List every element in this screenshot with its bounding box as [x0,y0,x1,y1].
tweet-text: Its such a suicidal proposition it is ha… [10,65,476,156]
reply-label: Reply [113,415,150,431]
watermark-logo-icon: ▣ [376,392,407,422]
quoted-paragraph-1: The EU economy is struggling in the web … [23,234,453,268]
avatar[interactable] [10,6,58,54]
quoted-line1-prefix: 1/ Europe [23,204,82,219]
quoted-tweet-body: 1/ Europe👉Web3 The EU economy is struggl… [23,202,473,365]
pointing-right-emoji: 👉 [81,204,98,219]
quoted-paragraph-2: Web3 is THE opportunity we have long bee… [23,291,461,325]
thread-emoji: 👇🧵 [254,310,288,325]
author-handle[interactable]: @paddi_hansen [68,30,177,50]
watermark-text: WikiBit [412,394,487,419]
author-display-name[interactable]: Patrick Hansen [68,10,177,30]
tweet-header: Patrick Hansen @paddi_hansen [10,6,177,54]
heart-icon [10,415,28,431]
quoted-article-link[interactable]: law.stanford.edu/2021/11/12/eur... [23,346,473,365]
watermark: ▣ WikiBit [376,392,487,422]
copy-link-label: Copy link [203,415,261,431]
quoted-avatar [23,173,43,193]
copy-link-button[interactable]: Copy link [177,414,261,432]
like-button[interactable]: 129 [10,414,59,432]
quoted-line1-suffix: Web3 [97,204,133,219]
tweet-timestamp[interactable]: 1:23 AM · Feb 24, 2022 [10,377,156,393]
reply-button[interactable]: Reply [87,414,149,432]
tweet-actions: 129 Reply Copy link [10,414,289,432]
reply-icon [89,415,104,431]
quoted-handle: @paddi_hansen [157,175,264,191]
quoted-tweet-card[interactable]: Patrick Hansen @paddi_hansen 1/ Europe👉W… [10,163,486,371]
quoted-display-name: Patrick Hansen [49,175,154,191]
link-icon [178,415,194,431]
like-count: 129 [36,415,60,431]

Directions for this task:
Please write out all of the rows above again, swapping "watermark" for "overlay" wherever it appears and leaving everything else unchanged.

Solution for this task:
List every element in this screenshot with its bounding box as [x0,y0,x1,y1].
tweet-text: Its such a suicidal proposition it is ha… [10,65,476,156]
reply-label: Reply [113,415,150,431]
overlay-logo-icon: ▣ [376,392,407,422]
quoted-paragraph-1: The EU economy is struggling in the web … [23,234,453,268]
avatar[interactable] [10,6,58,54]
quoted-line1-prefix: 1/ Europe [23,204,82,219]
quoted-tweet-body: 1/ Europe👉Web3 The EU economy is struggl… [23,202,473,365]
pointing-right-emoji: 👉 [81,204,98,219]
quoted-paragraph-2: Web3 is THE opportunity we have long bee… [23,291,461,325]
thread-emoji: 👇🧵 [254,310,288,325]
author-handle[interactable]: @paddi_hansen [68,30,177,50]
overlay-text: WikiBit [412,394,487,419]
author-display-name[interactable]: Patrick Hansen [68,10,177,30]
tweet-header: Patrick Hansen @paddi_hansen [10,6,177,54]
heart-icon [10,415,28,431]
quoted-article-link[interactable]: law.stanford.edu/2021/11/12/eur... [23,346,473,365]
overlay: ▣ WikiBit [376,392,487,422]
copy-link-label: Copy link [203,415,261,431]
quoted-avatar [23,173,43,193]
copy-link-button[interactable]: Copy link [177,414,261,432]
like-button[interactable]: 129 [10,414,59,432]
quoted-line1-suffix: Web3 [97,204,133,219]
tweet-timestamp[interactable]: 1:23 AM · Feb 24, 2022 [10,377,156,393]
reply-button[interactable]: Reply [87,414,149,432]
tweet-actions: 129 Reply Copy link [10,414,289,432]
reply-icon [89,415,104,431]
quoted-handle: @paddi_hansen [157,175,264,191]
quoted-tweet-card[interactable]: Patrick Hansen @paddi_hansen 1/ Europe👉W… [10,163,486,371]
quoted-display-name: Patrick Hansen [49,175,154,191]
link-icon [178,415,194,431]
like-count: 129 [36,415,60,431]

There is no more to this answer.